(Image element box records)

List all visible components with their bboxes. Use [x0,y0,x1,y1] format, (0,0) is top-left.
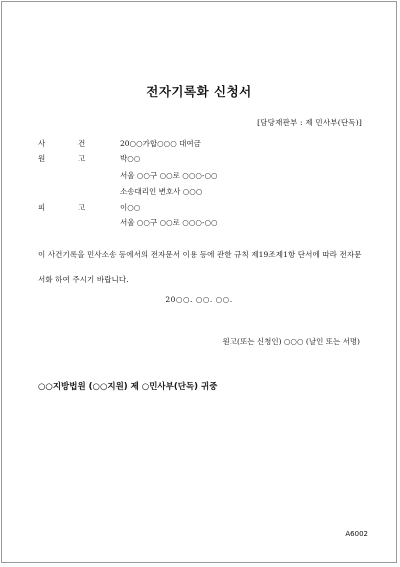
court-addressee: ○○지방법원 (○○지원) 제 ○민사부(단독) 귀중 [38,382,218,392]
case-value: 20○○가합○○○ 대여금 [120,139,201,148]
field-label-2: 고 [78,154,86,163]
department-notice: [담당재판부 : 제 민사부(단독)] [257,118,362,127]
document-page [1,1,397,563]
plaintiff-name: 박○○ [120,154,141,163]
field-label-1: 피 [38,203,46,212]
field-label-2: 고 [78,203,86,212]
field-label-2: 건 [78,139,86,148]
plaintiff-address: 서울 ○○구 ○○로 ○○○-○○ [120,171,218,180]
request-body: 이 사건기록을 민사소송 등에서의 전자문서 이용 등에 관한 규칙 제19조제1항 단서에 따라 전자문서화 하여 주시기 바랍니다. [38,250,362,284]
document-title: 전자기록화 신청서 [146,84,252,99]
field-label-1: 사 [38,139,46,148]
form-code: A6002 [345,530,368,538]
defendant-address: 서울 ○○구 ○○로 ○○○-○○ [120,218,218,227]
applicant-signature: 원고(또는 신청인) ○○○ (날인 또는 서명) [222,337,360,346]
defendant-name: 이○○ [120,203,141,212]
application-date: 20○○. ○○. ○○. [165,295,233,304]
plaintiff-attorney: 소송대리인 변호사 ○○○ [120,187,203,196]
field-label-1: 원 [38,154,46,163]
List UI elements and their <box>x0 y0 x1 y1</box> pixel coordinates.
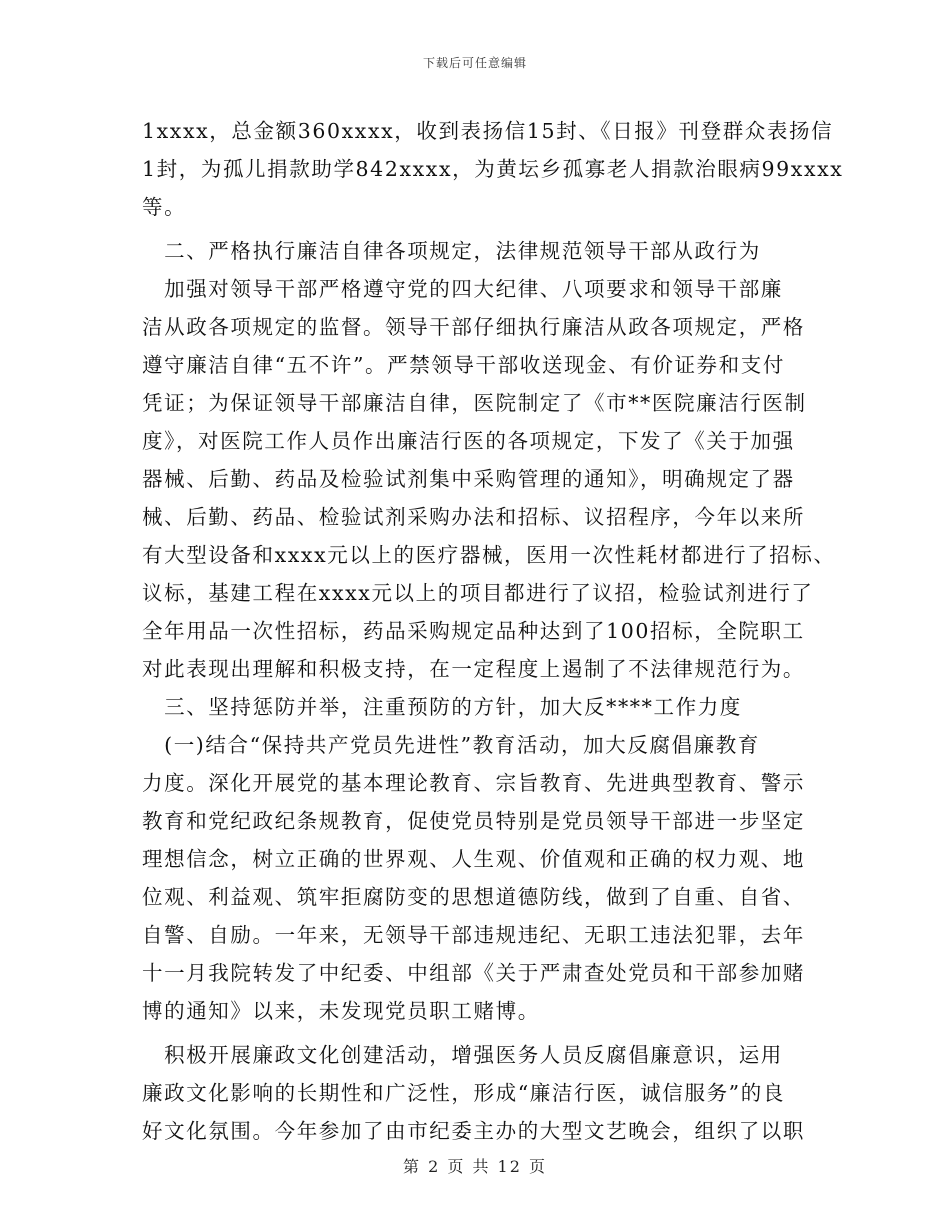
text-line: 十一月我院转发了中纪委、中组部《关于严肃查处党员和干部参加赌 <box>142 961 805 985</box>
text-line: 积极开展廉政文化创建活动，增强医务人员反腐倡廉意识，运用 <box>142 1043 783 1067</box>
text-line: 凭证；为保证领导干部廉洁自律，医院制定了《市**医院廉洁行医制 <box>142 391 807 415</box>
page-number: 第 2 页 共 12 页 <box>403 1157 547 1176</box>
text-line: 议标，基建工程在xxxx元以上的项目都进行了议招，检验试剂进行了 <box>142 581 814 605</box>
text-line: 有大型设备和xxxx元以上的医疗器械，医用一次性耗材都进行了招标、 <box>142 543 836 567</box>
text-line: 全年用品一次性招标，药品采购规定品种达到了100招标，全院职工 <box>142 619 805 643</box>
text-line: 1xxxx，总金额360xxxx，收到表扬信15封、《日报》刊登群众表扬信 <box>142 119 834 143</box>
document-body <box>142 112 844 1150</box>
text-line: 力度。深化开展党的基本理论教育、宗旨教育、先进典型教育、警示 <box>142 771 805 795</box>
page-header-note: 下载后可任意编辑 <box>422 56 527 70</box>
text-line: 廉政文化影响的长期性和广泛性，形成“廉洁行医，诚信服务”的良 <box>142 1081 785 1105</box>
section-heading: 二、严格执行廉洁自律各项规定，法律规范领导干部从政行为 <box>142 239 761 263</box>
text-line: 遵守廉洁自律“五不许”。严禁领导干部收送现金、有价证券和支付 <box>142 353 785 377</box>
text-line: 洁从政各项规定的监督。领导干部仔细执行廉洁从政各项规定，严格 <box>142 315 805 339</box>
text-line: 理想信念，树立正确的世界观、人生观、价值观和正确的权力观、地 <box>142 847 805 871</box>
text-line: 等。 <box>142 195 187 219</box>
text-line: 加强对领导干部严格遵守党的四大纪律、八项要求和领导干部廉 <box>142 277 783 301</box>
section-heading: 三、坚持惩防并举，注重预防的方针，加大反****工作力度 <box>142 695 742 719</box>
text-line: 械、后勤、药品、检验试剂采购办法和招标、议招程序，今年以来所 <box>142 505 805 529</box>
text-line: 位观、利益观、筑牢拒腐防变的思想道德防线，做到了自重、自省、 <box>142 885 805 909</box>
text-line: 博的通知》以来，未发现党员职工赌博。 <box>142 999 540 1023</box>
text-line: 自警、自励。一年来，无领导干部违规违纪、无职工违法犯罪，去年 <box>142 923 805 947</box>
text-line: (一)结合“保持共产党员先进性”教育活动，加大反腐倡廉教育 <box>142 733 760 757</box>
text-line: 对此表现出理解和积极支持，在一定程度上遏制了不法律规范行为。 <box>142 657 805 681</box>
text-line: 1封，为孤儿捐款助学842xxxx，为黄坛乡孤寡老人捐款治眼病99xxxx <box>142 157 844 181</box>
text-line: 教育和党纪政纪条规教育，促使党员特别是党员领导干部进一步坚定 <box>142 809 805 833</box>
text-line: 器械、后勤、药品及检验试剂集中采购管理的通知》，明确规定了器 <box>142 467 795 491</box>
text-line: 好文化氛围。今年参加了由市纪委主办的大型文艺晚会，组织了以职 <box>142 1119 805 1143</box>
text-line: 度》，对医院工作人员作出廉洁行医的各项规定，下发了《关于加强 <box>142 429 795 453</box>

Exercise objective - Render as a Markdown table the lines from the one containing "court-addressee: ○○지방법원 (○○지원)" through the one containing "List UI elements", with columns Row and Line. Number each row and leave out any blank lines.

Exercise output -
| Row | Line |
|---|---|
| 1 | court-addressee: ○○지방법원 (○○지원) 제 ○민사부(단독) 귀중 [38,382,218,392] |
| 2 | case-value: 20○○가합○○○ 대여금 [120,139,201,148] |
| 3 | field-label-2: 고 [78,154,86,163] |
| 4 | department-notice: [담당재판부 : 제 민사부(단독)] [257,118,362,127] |
| 5 | document-page [1,1,397,563] |
| 6 | plaintiff-name: 박○○ [120,154,141,163] |
| 7 | field-label-1: 피 [38,203,46,212] |
| 8 | field-label-2: 고 [78,203,86,212] |
| 9 | field-label-2: 건 [78,139,86,148] |
| 10 | plaintiff-address: 서울 ○○구 ○○로 ○○○-○○ [120,171,218,180] |
| 11 | request-body: 이 사건기록을 민사소송 등에서의 전자문서 이용 등에 관한 규칙 제19조제1항 단서에 따라 전자문서화 하여 주시기 바랍니다. [38,250,362,284] |
| 12 | document-title: 전자기록화 신청서 [146,84,252,99] |
| 13 | field-label-1: 사 [38,139,46,148] |
| 14 | form-code: A6002 [345,530,368,538] |
| 15 | defendant-address: 서울 ○○구 ○○로 ○○○-○○ [120,218,218,227] |
| 16 | applicant-signature: 원고(또는 신청인) ○○○ (날인 또는 서명) [222,337,360,346] |
| 17 | defendant-name: 이○○ [120,203,141,212] |
| 18 | application-date: 20○○. ○○. ○○. [165,295,233,304] |
| 19 | plaintiff-attorney: 소송대리인 변호사 ○○○ [120,187,203,196] |
| 20 | field-label-1: 원 [38,154,46,163] |
| 21 | List UI elements and their <box>x0 y0 x1 y1</box> pixel coordinates. |